Written problem a:
According to the passage on corporate social responsibility, how does McDonald's work on environmental soundness, sustainable packaging, and animal health benefit the company?

Source:
---

CSR or Corporate Social Responsibility is when companies create programs or initiatives that are designed to help/give back to the community in a meaningful way. A good example is the Ronald McDonald House which works,  to keep families together & comfortable while battling illness.” Lawyer, Robert Johnson, says Ronald McDonald House, “serves plenty of purposes such as providing child care services, travel and financial resources, and providing homes for families, keeping them together.” McDonalds also works to be environmentally sound, invest in sustainable packaging, and evaluate the health of the animals used in products. This helps McDonalds by giving consumers a more positive image of the company. Some companies engage in CSR expecting to benefit from it through tax write offs/exemptions.


Engaging in CSR can come with a lot of benefits, as well as disadvantages. Lamar Leverett, the midwest franchisee selector for Chick-fil-A, says “A lot of the benefits for us are external, and we see a lot of growth within the communities that we help.” Non-profit social enterprises will have limited liabilities and be eligible for tax exemptions which is many companies' main goal when they create a CSR program. In addition, CSR is beneficial for a company's investor relations and company valuation. A study by the Boston Consulting Group states that companies heavily engaged in social and environmental matters are valued at 11% higher than their competitors. (Walter, Knizek, Koeller, O’Brien, Millman Hardin, Young, Orimo, and Cordes, 2020) Engaging in CSR also fosters collaboration. For example, Chick-fil-A partnered with Arthur Blank to donate millions to the westside of Atlanta for community development. There are some disadvantages, though. For-profit social enterprises may be taxed at a higher rate than non-profits, and they also may miss out on a good portion of profit by investing in these CSR programs. Still CSR activities are growing in popularity. About 90% of companies on the S&P 500 index published a CSR report in 2019, a significant jump from 20% of companies in 2011 (Webinar Care CSR Statistics, 2022). Many companies are gradually getting involved in CSR and according to a Cone Communications Study in 2017, 78% of consumers reported that they want companies to be involved in social issues.

---

Data extracted from a collection
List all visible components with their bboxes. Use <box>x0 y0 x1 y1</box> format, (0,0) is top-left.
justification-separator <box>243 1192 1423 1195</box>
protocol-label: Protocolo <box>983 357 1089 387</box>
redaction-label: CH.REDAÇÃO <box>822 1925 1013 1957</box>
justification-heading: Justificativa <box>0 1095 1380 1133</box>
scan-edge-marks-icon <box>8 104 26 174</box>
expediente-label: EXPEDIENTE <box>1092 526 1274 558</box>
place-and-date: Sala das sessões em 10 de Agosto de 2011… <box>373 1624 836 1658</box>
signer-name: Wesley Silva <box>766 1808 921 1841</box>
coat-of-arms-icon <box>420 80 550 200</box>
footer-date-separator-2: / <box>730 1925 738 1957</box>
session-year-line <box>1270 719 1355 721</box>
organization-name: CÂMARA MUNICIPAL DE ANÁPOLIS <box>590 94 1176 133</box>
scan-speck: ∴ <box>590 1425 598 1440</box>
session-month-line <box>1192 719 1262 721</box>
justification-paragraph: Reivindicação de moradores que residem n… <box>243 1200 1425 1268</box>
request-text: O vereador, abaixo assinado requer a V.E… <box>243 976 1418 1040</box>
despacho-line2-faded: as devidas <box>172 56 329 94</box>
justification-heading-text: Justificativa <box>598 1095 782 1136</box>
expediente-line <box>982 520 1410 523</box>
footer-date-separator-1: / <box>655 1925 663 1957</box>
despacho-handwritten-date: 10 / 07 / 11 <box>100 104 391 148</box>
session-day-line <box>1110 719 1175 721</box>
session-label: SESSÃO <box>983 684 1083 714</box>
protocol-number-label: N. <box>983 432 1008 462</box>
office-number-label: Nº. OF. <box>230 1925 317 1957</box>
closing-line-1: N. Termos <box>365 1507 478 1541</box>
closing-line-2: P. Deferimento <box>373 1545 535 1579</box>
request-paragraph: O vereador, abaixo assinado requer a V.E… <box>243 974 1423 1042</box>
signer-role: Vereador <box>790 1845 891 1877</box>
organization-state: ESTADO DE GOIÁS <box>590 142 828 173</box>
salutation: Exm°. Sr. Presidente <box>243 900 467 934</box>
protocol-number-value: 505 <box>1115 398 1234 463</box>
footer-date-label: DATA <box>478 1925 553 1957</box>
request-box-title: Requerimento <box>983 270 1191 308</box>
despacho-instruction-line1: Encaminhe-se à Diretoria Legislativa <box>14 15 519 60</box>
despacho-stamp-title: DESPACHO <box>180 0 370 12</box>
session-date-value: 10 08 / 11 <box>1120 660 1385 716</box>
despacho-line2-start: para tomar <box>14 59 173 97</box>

---

Written problem b:
Copy the part of the listing that runs from its first line through the line containing "place-and-date: Sala das", including both of those lines.

Right answer a:
It gives consumers a more positive image of McDonald's.

Right answer b:
List all visible components with their bboxes. Use <box>x0 y0 x1 y1</box> format, (0,0) is top-left.
justification-separator <box>243 1192 1423 1195</box>
protocol-label: Protocolo <box>983 357 1089 387</box>
redaction-label: CH.REDAÇÃO <box>822 1925 1013 1957</box>
justification-heading: Justificativa <box>0 1095 1380 1133</box>
scan-edge-marks-icon <box>8 104 26 174</box>
expediente-label: EXPEDIENTE <box>1092 526 1274 558</box>
place-and-date: Sala das sessões em 10 de Agosto de 2011… <box>373 1624 836 1658</box>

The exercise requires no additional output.